**TASK GOAL:**
Reproduce the data that follows in its entirety, character for character.

##### STORED ROWS #####

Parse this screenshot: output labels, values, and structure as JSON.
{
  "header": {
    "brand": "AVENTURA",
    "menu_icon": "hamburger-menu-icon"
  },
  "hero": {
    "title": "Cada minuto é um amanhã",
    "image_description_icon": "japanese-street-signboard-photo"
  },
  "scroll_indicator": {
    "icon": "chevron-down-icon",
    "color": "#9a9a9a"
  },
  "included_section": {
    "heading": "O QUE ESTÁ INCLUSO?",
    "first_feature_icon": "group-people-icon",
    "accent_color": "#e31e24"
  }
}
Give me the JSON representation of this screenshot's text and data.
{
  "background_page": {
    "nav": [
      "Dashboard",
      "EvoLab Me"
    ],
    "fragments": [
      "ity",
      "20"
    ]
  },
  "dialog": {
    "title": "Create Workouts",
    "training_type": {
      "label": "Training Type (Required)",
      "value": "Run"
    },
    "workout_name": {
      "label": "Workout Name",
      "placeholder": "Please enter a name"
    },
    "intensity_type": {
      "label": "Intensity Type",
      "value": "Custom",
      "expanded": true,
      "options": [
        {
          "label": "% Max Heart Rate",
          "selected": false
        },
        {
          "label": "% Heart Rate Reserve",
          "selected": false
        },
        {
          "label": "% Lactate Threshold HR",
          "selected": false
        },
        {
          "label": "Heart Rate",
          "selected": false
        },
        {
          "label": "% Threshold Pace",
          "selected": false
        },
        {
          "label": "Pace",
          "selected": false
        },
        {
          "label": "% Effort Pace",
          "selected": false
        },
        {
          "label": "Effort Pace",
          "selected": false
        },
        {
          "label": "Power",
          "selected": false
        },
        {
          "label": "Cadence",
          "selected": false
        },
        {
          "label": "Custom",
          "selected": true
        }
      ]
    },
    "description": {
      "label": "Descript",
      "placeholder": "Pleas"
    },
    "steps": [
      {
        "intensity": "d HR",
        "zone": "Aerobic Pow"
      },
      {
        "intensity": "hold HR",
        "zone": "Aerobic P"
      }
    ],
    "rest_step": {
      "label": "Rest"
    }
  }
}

#####

**FULL ANSWER:**
Parse this screenshot: output labels, values, and structure as JSON.
{
  "header": {
    "brand": "AVENTURA",
    "menu_icon": "hamburger-menu-icon"
  },
  "hero": {
    "title": "Cada minuto é um amanhã",
    "image_description_icon": "japanese-street-signboard-photo"
  },
  "scroll_indicator": {
    "icon": "chevron-down-icon",
    "color": "#9a9a9a"
  },
  "included_section": {
    "heading": "O QUE ESTÁ INCLUSO?",
    "first_feature_icon": "group-people-icon",
    "accent_color": "#e31e24"
  }
}
Give me the JSON representation of this screenshot's text and data.
{
  "background_page": {
    "nav": [
      "Dashboard",
      "EvoLab Me"
    ],
    "fragments": [
      "ity",
      "20"
    ]
  },
  "dialog": {
    "title": "Create Workouts",
    "training_type": {
      "label": "Training Type (Required)",
      "value": "Run"
    },
    "workout_name": {
      "label": "Workout Name",
      "placeholder": "Please enter a name"
    },
    "intensity_type": {
      "label": "Intensity Type",
      "value": "Custom",
      "expanded": true,
      "options": [
        {
          "label": "% Max Heart Rate",
          "selected": false
        },
        {
          "label": "% Heart Rate Reserve",
          "selected": false
        },
        {
          "label": "% Lactate Threshold HR",
          "selected": false
        },
        {
          "label": "Heart Rate",
          "selected": false
        },
        {
          "label": "% Threshold Pace",
          "selected": false
        },
        {
          "label": "Pace",
          "selected": false
        },
        {
          "label": "% Effort Pace",
          "selected": false
        },
        {
          "label": "Effort Pace",
          "selected": false
        },
        {
          "label": "Power",
          "selected": false
        },
        {
          "label": "Cadence",
          "selected": false
        },
        {
          "label": "Custom",
          "selected": true
        }
      ]
    },
    "description": {
      "label": "Descript",
      "placeholder": "Pleas"
    },
    "steps": [
      {
        "intensity": "d HR",
        "zone": "Aerobic Pow"
      },
      {
        "intensity": "hold HR",
        "zone": "Aerobic P"
      }
    ],
    "rest_step": {
      "label": "Rest"
    }
  }
}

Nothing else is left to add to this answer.